Objective | Reproduce all entries word for word.

____________________

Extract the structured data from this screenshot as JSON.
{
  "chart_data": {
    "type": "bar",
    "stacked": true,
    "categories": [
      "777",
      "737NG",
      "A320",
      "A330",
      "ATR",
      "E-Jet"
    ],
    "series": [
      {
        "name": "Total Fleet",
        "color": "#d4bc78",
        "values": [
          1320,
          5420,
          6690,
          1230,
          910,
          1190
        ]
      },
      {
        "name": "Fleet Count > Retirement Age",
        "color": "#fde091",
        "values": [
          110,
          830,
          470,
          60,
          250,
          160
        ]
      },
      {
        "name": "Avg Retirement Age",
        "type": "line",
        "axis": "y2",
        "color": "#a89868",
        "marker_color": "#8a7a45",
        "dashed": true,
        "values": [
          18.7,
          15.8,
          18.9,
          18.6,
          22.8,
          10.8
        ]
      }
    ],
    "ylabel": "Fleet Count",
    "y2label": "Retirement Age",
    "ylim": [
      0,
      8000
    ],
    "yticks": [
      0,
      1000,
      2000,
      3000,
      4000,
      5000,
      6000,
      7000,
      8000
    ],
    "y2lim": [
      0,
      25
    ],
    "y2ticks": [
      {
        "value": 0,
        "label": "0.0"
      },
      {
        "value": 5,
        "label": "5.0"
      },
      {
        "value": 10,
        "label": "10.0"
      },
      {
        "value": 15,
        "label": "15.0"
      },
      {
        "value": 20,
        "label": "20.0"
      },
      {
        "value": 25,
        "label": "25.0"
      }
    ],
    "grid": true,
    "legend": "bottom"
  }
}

____________________

Solution to this problem |
Extract the structured data from this screenshot as JSON.
{
  "chart_data": {
    "type": "bar",
    "stacked": true,
    "categories": [
      "777",
      "737NG",
      "A320",
      "A330",
      "ATR",
      "E-Jet"
    ],
    "series": [
      {
        "name": "Total Fleet",
        "color": "#d4bc78",
        "values": [
          1320,
          5420,
          6690,
          1230,
          910,
          1190
        ]
      },
      {
        "name": "Fleet Count > Retirement Age",
        "color": "#fde091",
        "values": [
          110,
          830,
          470,
          60,
          250,
          160
        ]
      },
      {
        "name": "Avg Retirement Age",
        "type": "line",
        "axis": "y2",
        "color": "#a89868",
        "marker_color": "#8a7a45",
        "dashed": true,
        "values": [
          18.7,
          15.8,
          18.9,
          18.6,
          22.8,
          10.8
        ]
      }
    ],
    "ylabel": "Fleet Count",
    "y2label": "Retirement Age",
    "ylim": [
      0,
      8000
    ],
    "yticks": [
      0,
      1000,
      2000,
      3000,
      4000,
      5000,
      6000,
      7000,
      8000
    ],
    "y2lim": [
      0,
      25
    ],
    "y2ticks": [
      {
        "value": 0,
        "label": "0.0"
      },
      {
        "value": 5,
        "label": "5.0"
      },
      {
        "value": 10,
        "label": "10.0"
      },
      {
        "value": 15,
        "label": "15.0"
      },
      {
        "value": 20,
        "label": "20.0"
      },
      {
        "value": 25,
        "label": "25.0"
      }
    ],
    "grid": true,
    "legend": "bottom"
  }
}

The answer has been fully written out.